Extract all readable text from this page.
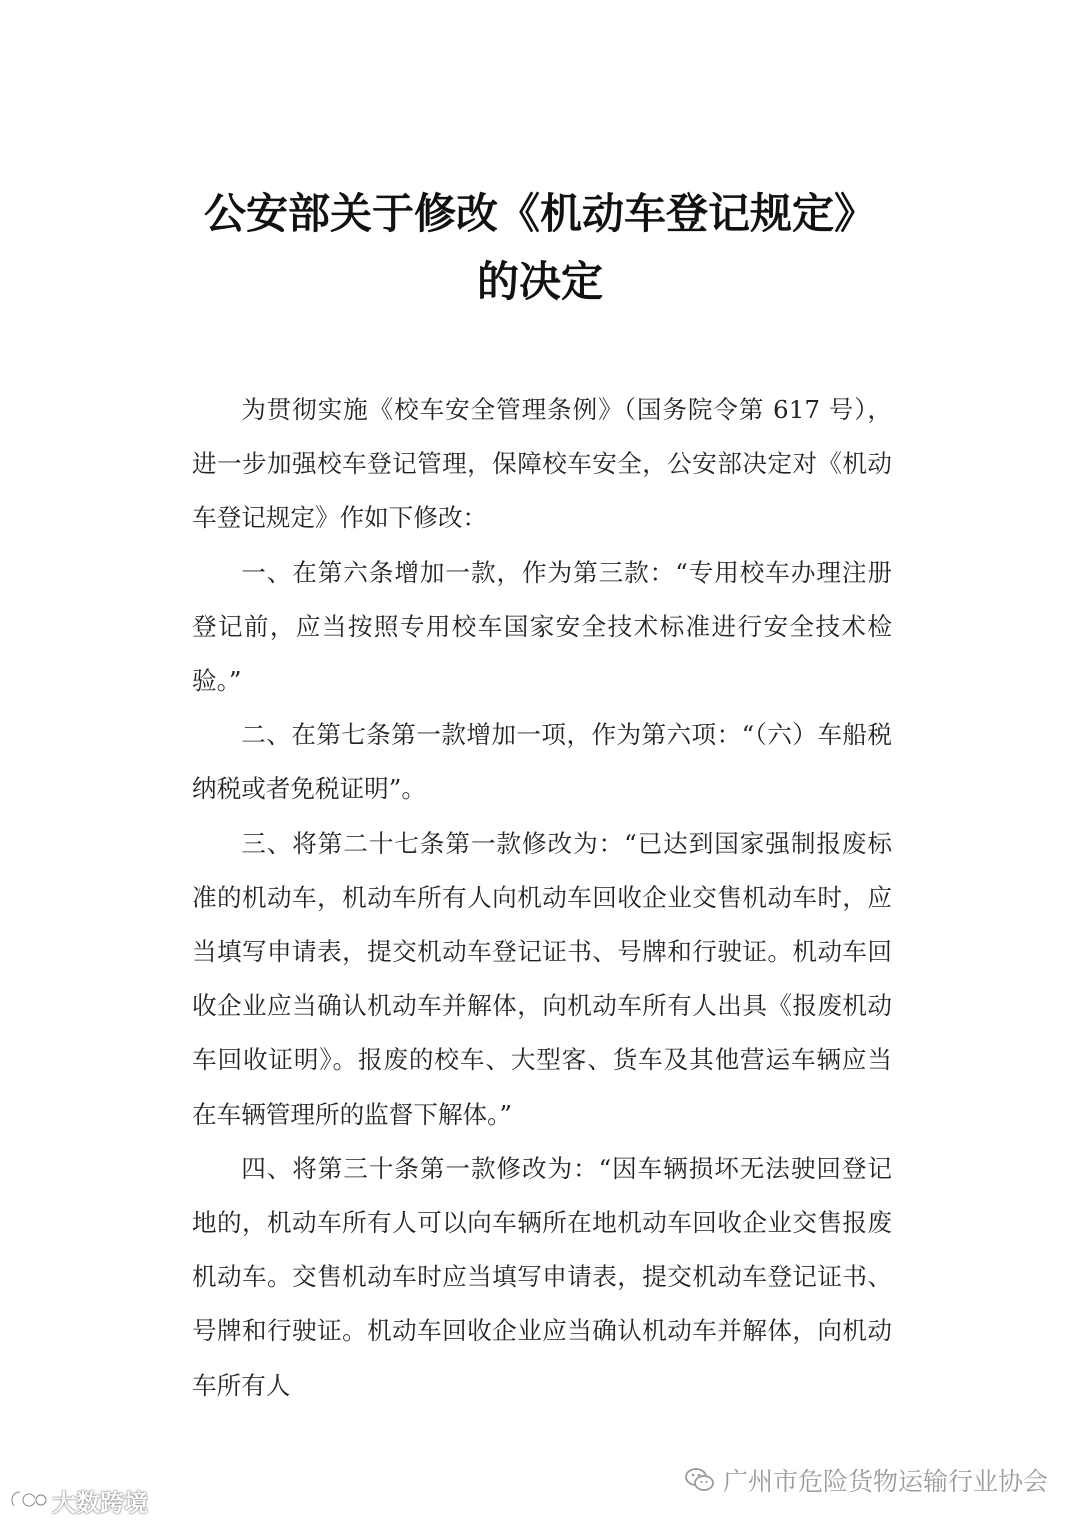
公安部关于修改《机动车登记规定》
的决定

为贯彻实施《校车安全管理条例》（国务院令第 617 号），进一步加强校车登记管理，保障校车安全，公安部决定对《机动车登记规定》作如下修改：

一、在第六条增加一款，作为第三款：“专用校车办理注册登记前，应当按照专用校车国家安全技术标准进行安全技术检验。”

二、在第七条第一款增加一项，作为第六项：“（六）车船税纳税或者免税证明”。

三、将第二十七条第一款修改为：“已达到国家强制报废标准的机动车，机动车所有人向机动车回收企业交售机动车时，应当填写申请表，提交机动车登记证书、号牌和行驶证。机动车回收企业应当确认机动车并解体，向机动车所有人出具《报废机动车回收证明》。报废的校车、大型客、货车及其他营运车辆应当在车辆管理所的监督下解体。”

四、将第三十条第一款修改为：“因车辆损坏无法驶回登记地的，机动车所有人可以向车辆所在地机动车回收企业交售报废机动车。交售机动车时应当填写申请表，提交机动车登记证书、号牌和行驶证。机动车回收企业应当确认机动车并解体，向机动车所有人

广州市危险货物运输行业协会
大数跨境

++++++++++++++++++++

Problem -
Write out the records above exactly as they appear, leaving out any pictures.

Answer for this exercise -
Extract all readable text from this page.
公安部关于修改《机动车登记规定》
的决定

为贯彻实施《校车安全管理条例》（国务院令第 617 号），进一步加强校车登记管理，保障校车安全，公安部决定对《机动车登记规定》作如下修改：

一、在第六条增加一款，作为第三款：“专用校车办理注册登记前，应当按照专用校车国家安全技术标准进行安全技术检验。”

二、在第七条第一款增加一项，作为第六项：“（六）车船税纳税或者免税证明”。

三、将第二十七条第一款修改为：“已达到国家强制报废标准的机动车，机动车所有人向机动车回收企业交售机动车时，应当填写申请表，提交机动车登记证书、号牌和行驶证。机动车回收企业应当确认机动车并解体，向机动车所有人出具《报废机动车回收证明》。报废的校车、大型客、货车及其他营运车辆应当在车辆管理所的监督下解体。”

四、将第三十条第一款修改为：“因车辆损坏无法驶回登记地的，机动车所有人可以向车辆所在地机动车回收企业交售报废机动车。交售机动车时应当填写申请表，提交机动车登记证书、号牌和行驶证。机动车回收企业应当确认机动车并解体，向机动车所有人

广州市危险货物运输行业协会
大数跨境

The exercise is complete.